Data provided =
▬▬▬▬▬▬

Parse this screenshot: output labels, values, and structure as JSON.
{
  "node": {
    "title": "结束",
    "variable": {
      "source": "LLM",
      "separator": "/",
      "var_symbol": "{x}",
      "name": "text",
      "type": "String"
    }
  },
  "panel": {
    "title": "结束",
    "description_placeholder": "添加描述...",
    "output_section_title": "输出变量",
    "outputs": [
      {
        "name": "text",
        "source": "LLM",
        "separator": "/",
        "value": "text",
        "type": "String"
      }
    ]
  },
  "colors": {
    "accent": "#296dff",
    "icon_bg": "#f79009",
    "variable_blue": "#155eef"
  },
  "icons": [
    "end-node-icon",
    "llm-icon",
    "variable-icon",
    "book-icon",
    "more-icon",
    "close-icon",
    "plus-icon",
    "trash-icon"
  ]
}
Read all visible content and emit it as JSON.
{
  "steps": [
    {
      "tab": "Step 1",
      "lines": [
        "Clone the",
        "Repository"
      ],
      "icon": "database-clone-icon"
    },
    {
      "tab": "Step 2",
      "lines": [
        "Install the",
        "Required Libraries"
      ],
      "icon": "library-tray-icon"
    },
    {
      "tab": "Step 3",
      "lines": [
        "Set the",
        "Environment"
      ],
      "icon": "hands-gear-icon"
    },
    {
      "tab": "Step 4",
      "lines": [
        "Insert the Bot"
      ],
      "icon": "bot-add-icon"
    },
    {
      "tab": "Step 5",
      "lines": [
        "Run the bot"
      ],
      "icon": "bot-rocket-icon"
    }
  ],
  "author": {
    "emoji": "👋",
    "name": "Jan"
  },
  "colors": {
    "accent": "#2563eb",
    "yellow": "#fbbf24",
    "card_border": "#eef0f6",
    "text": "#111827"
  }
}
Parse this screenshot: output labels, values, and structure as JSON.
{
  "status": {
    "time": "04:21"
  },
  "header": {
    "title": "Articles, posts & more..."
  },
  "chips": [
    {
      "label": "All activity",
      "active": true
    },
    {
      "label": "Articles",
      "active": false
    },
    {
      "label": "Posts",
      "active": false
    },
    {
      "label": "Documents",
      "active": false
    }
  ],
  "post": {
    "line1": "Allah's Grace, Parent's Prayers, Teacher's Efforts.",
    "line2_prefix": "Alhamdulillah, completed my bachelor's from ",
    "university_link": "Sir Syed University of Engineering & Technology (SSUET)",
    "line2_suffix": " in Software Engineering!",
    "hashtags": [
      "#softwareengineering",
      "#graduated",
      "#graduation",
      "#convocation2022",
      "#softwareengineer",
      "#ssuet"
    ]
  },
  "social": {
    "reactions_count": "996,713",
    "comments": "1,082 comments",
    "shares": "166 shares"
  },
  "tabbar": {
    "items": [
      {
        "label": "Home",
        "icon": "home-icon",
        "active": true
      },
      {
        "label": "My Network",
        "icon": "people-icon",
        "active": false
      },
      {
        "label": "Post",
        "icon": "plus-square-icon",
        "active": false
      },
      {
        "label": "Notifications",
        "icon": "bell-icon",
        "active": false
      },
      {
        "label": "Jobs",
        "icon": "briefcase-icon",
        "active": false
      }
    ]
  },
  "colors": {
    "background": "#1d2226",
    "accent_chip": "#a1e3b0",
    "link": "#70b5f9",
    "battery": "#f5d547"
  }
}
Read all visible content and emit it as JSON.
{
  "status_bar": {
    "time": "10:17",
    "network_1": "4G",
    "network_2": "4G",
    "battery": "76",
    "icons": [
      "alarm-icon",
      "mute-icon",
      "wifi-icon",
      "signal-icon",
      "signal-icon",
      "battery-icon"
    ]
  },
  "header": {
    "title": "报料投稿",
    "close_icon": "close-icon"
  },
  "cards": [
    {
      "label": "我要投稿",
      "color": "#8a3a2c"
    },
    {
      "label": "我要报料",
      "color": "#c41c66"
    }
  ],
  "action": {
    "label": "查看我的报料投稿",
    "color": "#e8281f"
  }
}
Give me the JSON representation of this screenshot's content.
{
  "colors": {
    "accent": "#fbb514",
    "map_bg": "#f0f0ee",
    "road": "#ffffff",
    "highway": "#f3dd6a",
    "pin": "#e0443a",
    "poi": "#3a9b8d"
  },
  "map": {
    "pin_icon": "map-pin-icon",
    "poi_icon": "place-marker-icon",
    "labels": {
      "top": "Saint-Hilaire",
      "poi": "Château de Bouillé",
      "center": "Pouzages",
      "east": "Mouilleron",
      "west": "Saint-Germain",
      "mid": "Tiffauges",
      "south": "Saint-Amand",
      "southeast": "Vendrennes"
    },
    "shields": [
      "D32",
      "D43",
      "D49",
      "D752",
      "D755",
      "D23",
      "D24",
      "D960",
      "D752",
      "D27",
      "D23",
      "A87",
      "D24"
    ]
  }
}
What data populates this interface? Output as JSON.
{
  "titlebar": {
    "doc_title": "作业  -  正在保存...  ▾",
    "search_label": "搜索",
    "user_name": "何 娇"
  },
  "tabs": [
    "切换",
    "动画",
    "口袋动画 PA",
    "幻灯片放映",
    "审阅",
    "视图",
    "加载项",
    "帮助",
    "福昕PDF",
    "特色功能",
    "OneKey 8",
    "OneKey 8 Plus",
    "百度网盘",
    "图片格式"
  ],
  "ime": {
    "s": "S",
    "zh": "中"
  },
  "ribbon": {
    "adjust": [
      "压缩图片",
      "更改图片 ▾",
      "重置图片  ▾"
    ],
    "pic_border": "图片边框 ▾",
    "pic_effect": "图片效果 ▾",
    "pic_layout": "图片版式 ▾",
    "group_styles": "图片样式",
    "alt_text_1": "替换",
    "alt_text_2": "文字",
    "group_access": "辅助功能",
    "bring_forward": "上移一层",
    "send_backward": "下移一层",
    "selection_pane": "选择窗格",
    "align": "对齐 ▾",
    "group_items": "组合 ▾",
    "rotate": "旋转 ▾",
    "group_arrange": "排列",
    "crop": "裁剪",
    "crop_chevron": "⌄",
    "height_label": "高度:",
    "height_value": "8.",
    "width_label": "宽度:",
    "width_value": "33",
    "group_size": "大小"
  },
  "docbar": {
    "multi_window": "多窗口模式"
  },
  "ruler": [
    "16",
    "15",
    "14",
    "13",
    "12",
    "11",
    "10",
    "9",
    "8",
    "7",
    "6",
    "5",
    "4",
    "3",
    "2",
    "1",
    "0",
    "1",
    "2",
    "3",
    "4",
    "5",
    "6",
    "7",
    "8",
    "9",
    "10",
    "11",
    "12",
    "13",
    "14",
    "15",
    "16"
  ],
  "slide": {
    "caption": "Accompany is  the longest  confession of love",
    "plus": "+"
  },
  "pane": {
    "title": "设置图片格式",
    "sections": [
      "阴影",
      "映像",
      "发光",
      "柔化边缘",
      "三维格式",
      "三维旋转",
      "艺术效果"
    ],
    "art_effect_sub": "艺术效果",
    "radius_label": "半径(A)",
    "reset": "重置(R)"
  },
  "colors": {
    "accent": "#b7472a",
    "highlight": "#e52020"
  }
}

▬▬▬▬▬▬

Work to complete =
The records above are to be copied in full, exactly as written.

Correct response =
Parse this screenshot: output labels, values, and structure as JSON.
{
  "node": {
    "title": "结束",
    "variable": {
      "source": "LLM",
      "separator": "/",
      "var_symbol": "{x}",
      "name": "text",
      "type": "String"
    }
  },
  "panel": {
    "title": "结束",
    "description_placeholder": "添加描述...",
    "output_section_title": "输出变量",
    "outputs": [
      {
        "name": "text",
        "source": "LLM",
        "separator": "/",
        "value": "text",
        "type": "String"
      }
    ]
  },
  "colors": {
    "accent": "#296dff",
    "icon_bg": "#f79009",
    "variable_blue": "#155eef"
  },
  "icons": [
    "end-node-icon",
    "llm-icon",
    "variable-icon",
    "book-icon",
    "more-icon",
    "close-icon",
    "plus-icon",
    "trash-icon"
  ]
}
Read all visible content and emit it as JSON.
{
  "steps": [
    {
      "tab": "Step 1",
      "lines": [
        "Clone the",
        "Repository"
      ],
      "icon": "database-clone-icon"
    },
    {
      "tab": "Step 2",
      "lines": [
        "Install the",
        "Required Libraries"
      ],
      "icon": "library-tray-icon"
    },
    {
      "tab": "Step 3",
      "lines": [
        "Set the",
        "Environment"
      ],
      "icon": "hands-gear-icon"
    },
    {
      "tab": "Step 4",
      "lines": [
        "Insert the Bot"
      ],
      "icon": "bot-add-icon"
    },
    {
      "tab": "Step 5",
      "lines": [
        "Run the bot"
      ],
      "icon": "bot-rocket-icon"
    }
  ],
  "author": {
    "emoji": "👋",
    "name": "Jan"
  },
  "colors": {
    "accent": "#2563eb",
    "yellow": "#fbbf24",
    "card_border": "#eef0f6",
    "text": "#111827"
  }
}
Parse this screenshot: output labels, values, and structure as JSON.
{
  "status": {
    "time": "04:21"
  },
  "header": {
    "title": "Articles, posts & more..."
  },
  "chips": [
    {
      "label": "All activity",
      "active": true
    },
    {
      "label": "Articles",
      "active": false
    },
    {
      "label": "Posts",
      "active": false
    },
    {
      "label": "Documents",
      "active": false
    }
  ],
  "post": {
    "line1": "Allah's Grace, Parent's Prayers, Teacher's Efforts.",
    "line2_prefix": "Alhamdulillah, completed my bachelor's from ",
    "university_link": "Sir Syed University of Engineering & Technology (SSUET)",
    "line2_suffix": " in Software Engineering!",
    "hashtags": [
      "#softwareengineering",
      "#graduated",
      "#graduation",
      "#convocation2022",
      "#softwareengineer",
      "#ssuet"
    ]
  },
  "social": {
    "reactions_count": "996,713",
    "comments": "1,082 comments",
    "shares": "166 shares"
  },
  "tabbar": {
    "items": [
      {
        "label": "Home",
        "icon": "home-icon",
        "active": true
      },
      {
        "label": "My Network",
        "icon": "people-icon",
        "active": false
      },
      {
        "label": "Post",
        "icon": "plus-square-icon",
        "active": false
      },
      {
        "label": "Notifications",
        "icon": "bell-icon",
        "active": false
      },
      {
        "label": "Jobs",
        "icon": "briefcase-icon",
        "active": false
      }
    ]
  },
  "colors": {
    "background": "#1d2226",
    "accent_chip": "#a1e3b0",
    "link": "#70b5f9",
    "battery": "#f5d547"
  }
}
Read all visible content and emit it as JSON.
{
  "status_bar": {
    "time": "10:17",
    "network_1": "4G",
    "network_2": "4G",
    "battery": "76",
    "icons": [
      "alarm-icon",
      "mute-icon",
      "wifi-icon",
      "signal-icon",
      "signal-icon",
      "battery-icon"
    ]
  },
  "header": {
    "title": "报料投稿",
    "close_icon": "close-icon"
  },
  "cards": [
    {
      "label": "我要投稿",
      "color": "#8a3a2c"
    },
    {
      "label": "我要报料",
      "color": "#c41c66"
    }
  ],
  "action": {
    "label": "查看我的报料投稿",
    "color": "#e8281f"
  }
}
Give me the JSON representation of this screenshot's content.
{
  "colors": {
    "accent": "#fbb514",
    "map_bg": "#f0f0ee",
    "road": "#ffffff",
    "highway": "#f3dd6a",
    "pin": "#e0443a",
    "poi": "#3a9b8d"
  },
  "map": {
    "pin_icon": "map-pin-icon",
    "poi_icon": "place-marker-icon",
    "labels": {
      "top": "Saint-Hilaire",
      "poi": "Château de Bouillé",
      "center": "Pouzages",
      "east": "Mouilleron",
      "west": "Saint-Germain",
      "mid": "Tiffauges",
      "south": "Saint-Amand",
      "southeast": "Vendrennes"
    },
    "shields": [
      "D32",
      "D43",
      "D49",
      "D752",
      "D755",
      "D23",
      "D24",
      "D960",
      "D752",
      "D27",
      "D23",
      "A87",
      "D24"
    ]
  }
}
What data populates this interface? Output as JSON.
{
  "titlebar": {
    "doc_title": "作业  -  正在保存...  ▾",
    "search_label": "搜索",
    "user_name": "何 娇"
  },
  "tabs": [
    "切换",
    "动画",
    "口袋动画 PA",
    "幻灯片放映",
    "审阅",
    "视图",
    "加载项",
    "帮助",
    "福昕PDF",
    "特色功能",
    "OneKey 8",
    "OneKey 8 Plus",
    "百度网盘",
    "图片格式"
  ],
  "ime": {
    "s": "S",
    "zh": "中"
  },
  "ribbon": {
    "adjust": [
      "压缩图片",
      "更改图片 ▾",
      "重置图片  ▾"
    ],
    "pic_border": "图片边框 ▾",
    "pic_effect": "图片效果 ▾",
    "pic_layout": "图片版式 ▾",
    "group_styles": "图片样式",
    "alt_text_1": "替换",
    "alt_text_2": "文字",
    "group_access": "辅助功能",
    "bring_forward": "上移一层",
    "send_backward": "下移一层",
    "selection_pane": "选择窗格",
    "align": "对齐 ▾",
    "group_items": "组合 ▾",
    "rotate": "旋转 ▾",
    "group_arrange": "排列",
    "crop": "裁剪",
    "crop_chevron": "⌄",
    "height_label": "高度:",
    "height_value": "8.",
    "width_label": "宽度:",
    "width_value": "33",
    "group_size": "大小"
  },
  "docbar": {
    "multi_window": "多窗口模式"
  },
  "ruler": [
    "16",
    "15",
    "14",
    "13",
    "12",
    "11",
    "10",
    "9",
    "8",
    "7",
    "6",
    "5",
    "4",
    "3",
    "2",
    "1",
    "0",
    "1",
    "2",
    "3",
    "4",
    "5",
    "6",
    "7",
    "8",
    "9",
    "10",
    "11",
    "12",
    "13",
    "14",
    "15",
    "16"
  ],
  "slide": {
    "caption": "Accompany is  the longest  confession of love",
    "plus": "+"
  },
  "pane": {
    "title": "设置图片格式",
    "sections": [
      "阴影",
      "映像",
      "发光",
      "柔化边缘",
      "三维格式",
      "三维旋转",
      "艺术效果"
    ],
    "art_effect_sub": "艺术效果",
    "radius_label": "半径(A)",
    "reset": "重置(R)"
  },
  "colors": {
    "accent": "#b7472a",
    "highlight": "#e52020"
  }
}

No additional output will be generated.